▶ [Requirement]: Reproduce each record exactly.

▶ [Data lines]:
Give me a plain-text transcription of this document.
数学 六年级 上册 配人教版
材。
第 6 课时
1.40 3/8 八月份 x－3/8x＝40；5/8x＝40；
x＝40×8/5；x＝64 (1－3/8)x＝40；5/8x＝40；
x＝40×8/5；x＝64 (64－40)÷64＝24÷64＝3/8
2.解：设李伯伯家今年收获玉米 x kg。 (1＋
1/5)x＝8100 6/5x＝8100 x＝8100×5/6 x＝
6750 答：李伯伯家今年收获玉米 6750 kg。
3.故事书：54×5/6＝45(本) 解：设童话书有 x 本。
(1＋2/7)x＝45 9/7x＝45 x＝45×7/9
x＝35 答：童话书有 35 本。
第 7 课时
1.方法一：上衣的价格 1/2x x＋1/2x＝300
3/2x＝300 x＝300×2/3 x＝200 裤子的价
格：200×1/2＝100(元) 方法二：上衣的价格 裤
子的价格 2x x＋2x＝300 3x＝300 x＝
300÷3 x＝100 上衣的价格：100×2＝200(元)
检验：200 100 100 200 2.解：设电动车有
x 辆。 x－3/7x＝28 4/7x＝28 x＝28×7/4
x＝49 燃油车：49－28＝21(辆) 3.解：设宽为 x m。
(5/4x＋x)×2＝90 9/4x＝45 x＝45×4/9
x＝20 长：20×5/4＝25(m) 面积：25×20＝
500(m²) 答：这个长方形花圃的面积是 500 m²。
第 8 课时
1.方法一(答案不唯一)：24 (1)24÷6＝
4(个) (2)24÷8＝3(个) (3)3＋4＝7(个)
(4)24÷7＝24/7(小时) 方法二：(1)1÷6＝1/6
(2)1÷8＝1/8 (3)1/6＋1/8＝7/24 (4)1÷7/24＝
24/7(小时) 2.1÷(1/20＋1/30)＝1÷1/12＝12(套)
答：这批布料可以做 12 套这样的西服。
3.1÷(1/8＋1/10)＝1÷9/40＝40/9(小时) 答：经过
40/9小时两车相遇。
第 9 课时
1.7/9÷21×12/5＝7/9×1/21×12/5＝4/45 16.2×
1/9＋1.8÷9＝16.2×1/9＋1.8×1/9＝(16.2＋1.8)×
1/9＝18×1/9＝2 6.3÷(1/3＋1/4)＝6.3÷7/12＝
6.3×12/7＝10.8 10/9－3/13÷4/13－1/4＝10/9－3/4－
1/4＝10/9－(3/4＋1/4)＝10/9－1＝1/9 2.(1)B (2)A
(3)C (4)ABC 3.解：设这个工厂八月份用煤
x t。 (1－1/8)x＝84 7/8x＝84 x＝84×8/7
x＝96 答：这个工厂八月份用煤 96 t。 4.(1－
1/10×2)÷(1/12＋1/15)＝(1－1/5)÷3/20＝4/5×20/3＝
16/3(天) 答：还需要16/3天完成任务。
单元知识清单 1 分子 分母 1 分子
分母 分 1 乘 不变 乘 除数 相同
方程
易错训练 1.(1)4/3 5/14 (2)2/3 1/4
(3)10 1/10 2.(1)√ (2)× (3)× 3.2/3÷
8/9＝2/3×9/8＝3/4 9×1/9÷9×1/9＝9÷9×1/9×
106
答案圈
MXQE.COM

▶ [Written answer]:
Give me a plain-text transcription of this document.
数学 六年级 上册 配人教版
材。
第 6 课时
1.40 3/8 八月份 x－3/8x＝40；5/8x＝40；
x＝40×8/5；x＝64 (1－3/8)x＝40；5/8x＝40；
x＝40×8/5；x＝64 (64－40)÷64＝24÷64＝3/8
2.解：设李伯伯家今年收获玉米 x kg。 (1＋
1/5)x＝8100 6/5x＝8100 x＝8100×5/6 x＝
6750 答：李伯伯家今年收获玉米 6750 kg。
3.故事书：54×5/6＝45(本) 解：设童话书有 x 本。
(1＋2/7)x＝45 9/7x＝45 x＝45×7/9
x＝35 答：童话书有 35 本。
第 7 课时
1.方法一：上衣的价格 1/2x x＋1/2x＝300
3/2x＝300 x＝300×2/3 x＝200 裤子的价
格：200×1/2＝100(元) 方法二：上衣的价格 裤
子的价格 2x x＋2x＝300 3x＝300 x＝
300÷3 x＝100 上衣的价格：100×2＝200(元)
检验：200 100 100 200 2.解：设电动车有
x 辆。 x－3/7x＝28 4/7x＝28 x＝28×7/4
x＝49 燃油车：49－28＝21(辆) 3.解：设宽为 x m。
(5/4x＋x)×2＝90 9/4x＝45 x＝45×4/9
x＝20 长：20×5/4＝25(m) 面积：25×20＝
500(m²) 答：这个长方形花圃的面积是 500 m²。
第 8 课时
1.方法一(答案不唯一)：24 (1)24÷6＝
4(个) (2)24÷8＝3(个) (3)3＋4＝7(个)
(4)24÷7＝24/7(小时) 方法二：(1)1÷6＝1/6
(2)1÷8＝1/8 (3)1/6＋1/8＝7/24 (4)1÷7/24＝
24/7(小时) 2.1÷(1/20＋1/30)＝1÷1/12＝12(套)
答：这批布料可以做 12 套这样的西服。
3.1÷(1/8＋1/10)＝1÷9/40＝40/9(小时) 答：经过
40/9小时两车相遇。
第 9 课时
1.7/9÷21×12/5＝7/9×1/21×12/5＝4/45 16.2×
1/9＋1.8÷9＝16.2×1/9＋1.8×1/9＝(16.2＋1.8)×
1/9＝18×1/9＝2 6.3÷(1/3＋1/4)＝6.3÷7/12＝
6.3×12/7＝10.8 10/9－3/13÷4/13－1/4＝10/9－3/4－
1/4＝10/9－(3/4＋1/4)＝10/9－1＝1/9 2.(1)B (2)A
(3)C (4)ABC 3.解：设这个工厂八月份用煤
x t。 (1－1/8)x＝84 7/8x＝84 x＝84×8/7
x＝96 答：这个工厂八月份用煤 96 t。 4.(1－
1/10×2)÷(1/12＋1/15)＝(1－1/5)÷3/20＝4/5×20/3＝
16/3(天) 答：还需要16/3天完成任务。
单元知识清单 1 分子 分母 1 分子
分母 分 1 乘 不变 乘 除数 相同
方程
易错训练 1.(1)4/3 5/14 (2)2/3 1/4
(3)10 1/10 2.(1)√ (2)× (3)× 3.2/3÷
8/9＝2/3×9/8＝3/4 9×1/9÷9×1/9＝9÷9×1/9×
106
答案圈
MXQE.COM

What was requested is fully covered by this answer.